*GOAL*
Write out the entries verbatim and leave the images out of the copy.

*Records from a dataset*
## Start
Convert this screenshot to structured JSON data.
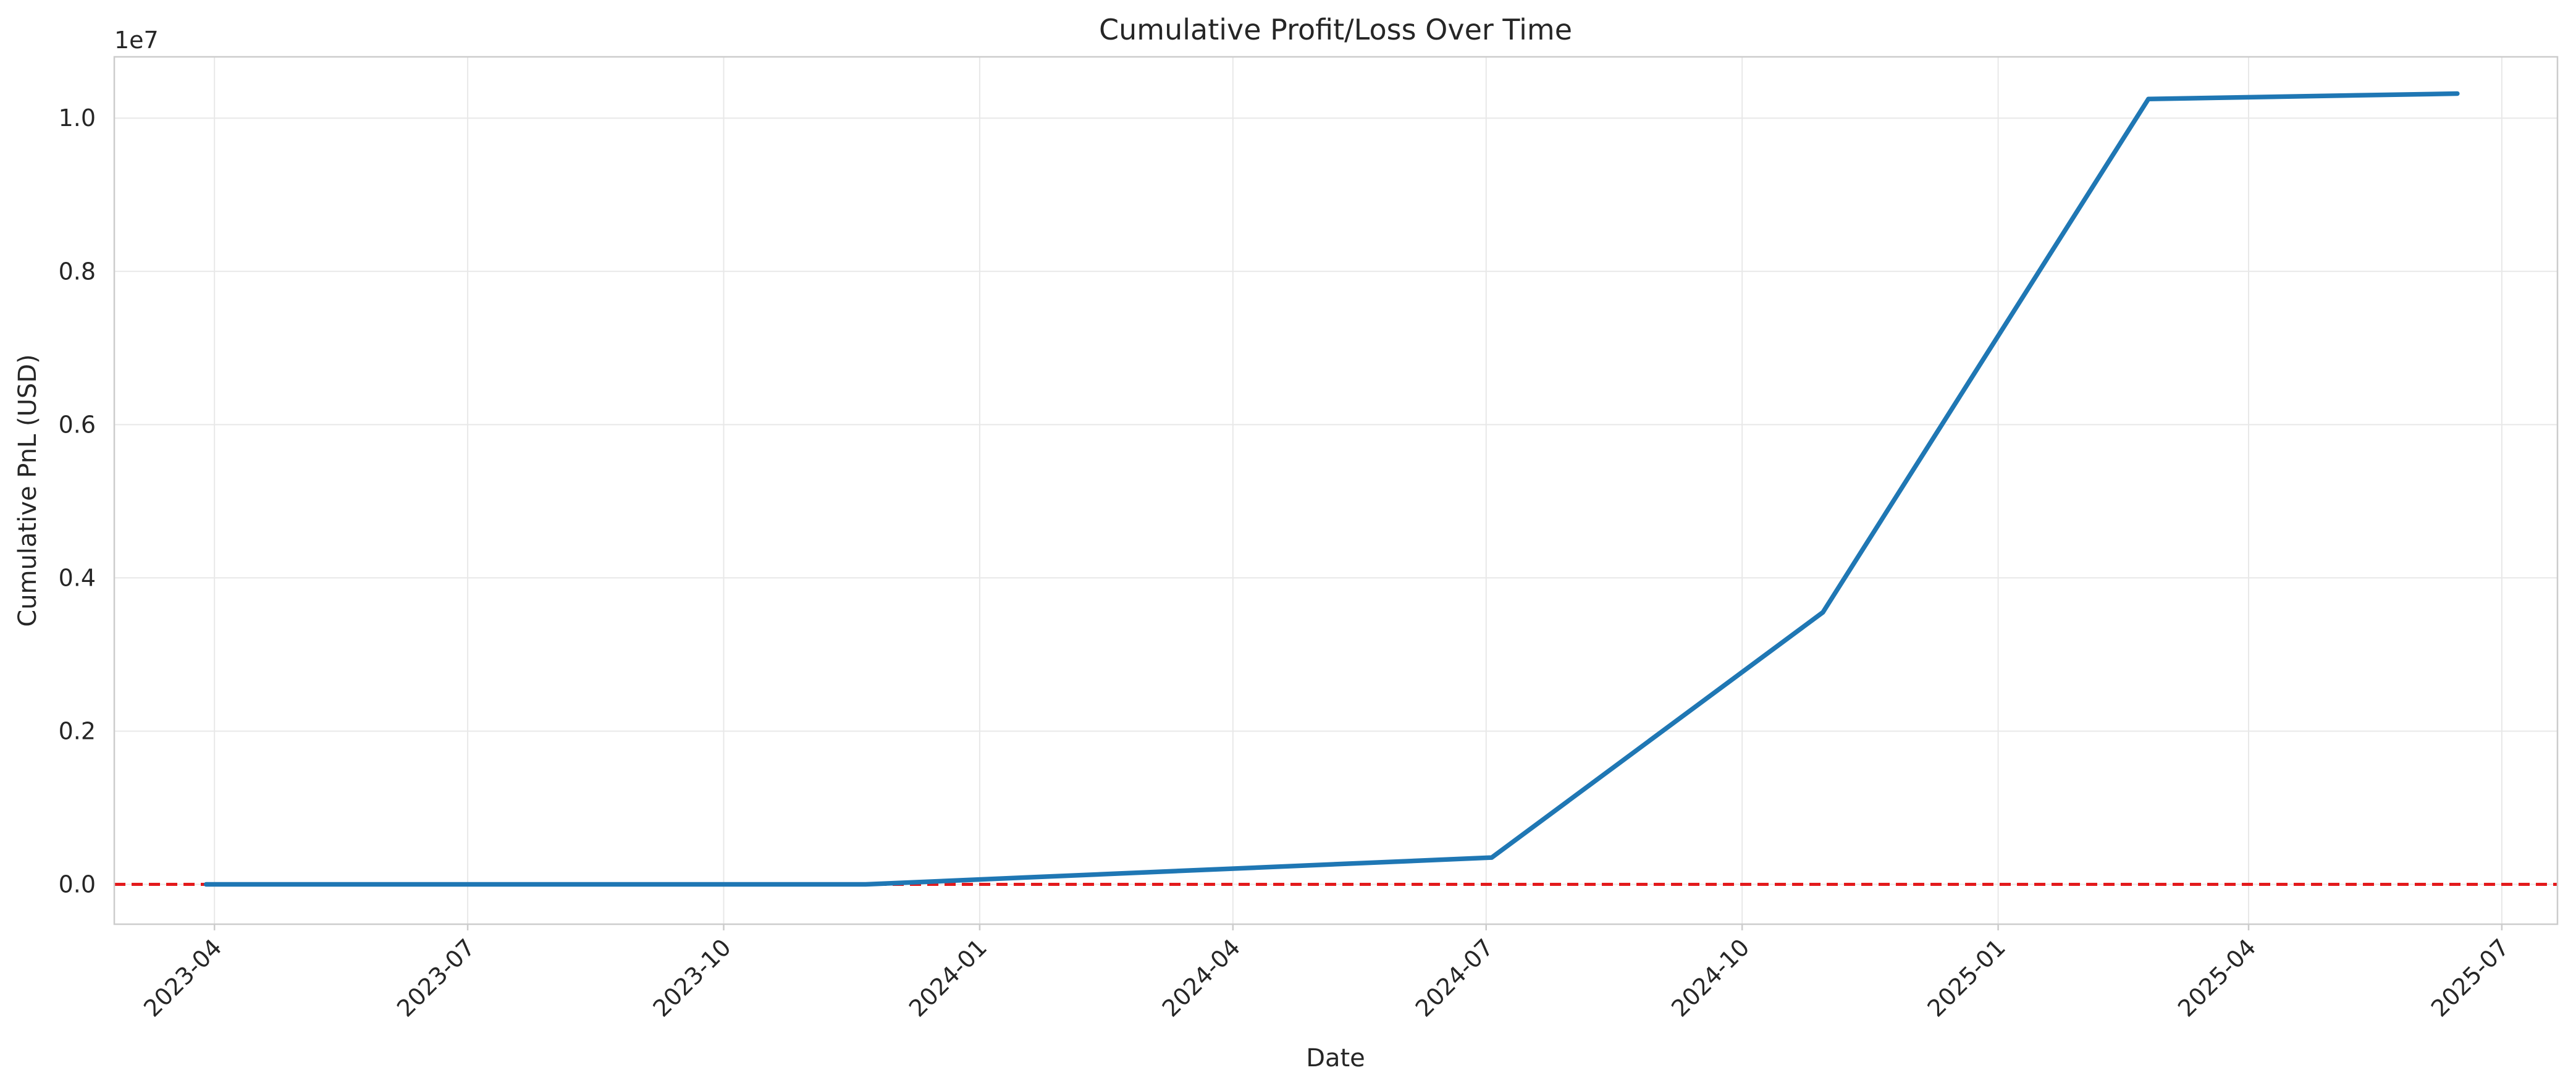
{
  "chart_data": {
    "type": "line",
    "title": "Cumulative Profit/Loss Over Time",
    "xlabel": "Date",
    "ylabel": "Cumulative PnL (USD)",
    "y_offset_label": "1e7",
    "y_scale": 10000000,
    "xlim": [
      "2023-02-24",
      "2025-07-21"
    ],
    "ylim": [
      -0.052,
      1.08
    ],
    "grid": true,
    "x_ticks": [
      "2023-04",
      "2023-07",
      "2023-10",
      "2024-01",
      "2024-04",
      "2024-07",
      "2024-10",
      "2025-01",
      "2025-04",
      "2025-07"
    ],
    "y_ticks": [
      "0.0",
      "0.2",
      "0.4",
      "0.6",
      "0.8",
      "1.0"
    ],
    "series": [
      {
        "color": "#1f77b4",
        "x": [
          "2023-03-29",
          "2023-11-21",
          "2024-07-03",
          "2024-10-30",
          "2025-02-24",
          "2025-06-15"
        ],
        "y": [
          0.0,
          0.0,
          0.035,
          0.355,
          1.025,
          1.032
        ]
      }
    ],
    "reference_line": {
      "y": 0.0,
      "color": "#e31a1c",
      "style": "dashed"
    }
  }
}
## End
*SOLUTION*
Convert this screenshot to structured JSON data.
{
  "chart_data": {
    "type": "line",
    "title": "Cumulative Profit/Loss Over Time",
    "xlabel": "Date",
    "ylabel": "Cumulative PnL (USD)",
    "y_offset_label": "1e7",
    "y_scale": 10000000,
    "xlim": [
      "2023-02-24",
      "2025-07-21"
    ],
    "ylim": [
      -0.052,
      1.08
    ],
    "grid": true,
    "x_ticks": [
      "2023-04",
      "2023-07",
      "2023-10",
      "2024-01",
      "2024-04",
      "2024-07",
      "2024-10",
      "2025-01",
      "2025-04",
      "2025-07"
    ],
    "y_ticks": [
      "0.0",
      "0.2",
      "0.4",
      "0.6",
      "0.8",
      "1.0"
    ],
    "series": [
      {
        "color": "#1f77b4",
        "x": [
          "2023-03-29",
          "2023-11-21",
          "2024-07-03",
          "2024-10-30",
          "2025-02-24",
          "2025-06-15"
        ],
        "y": [
          0.0,
          0.0,
          0.035,
          0.355,
          1.025,
          1.032
        ]
      }
    ],
    "reference_line": {
      "y": 0.0,
      "color": "#e31a1c",
      "style": "dashed"
    }
  }
}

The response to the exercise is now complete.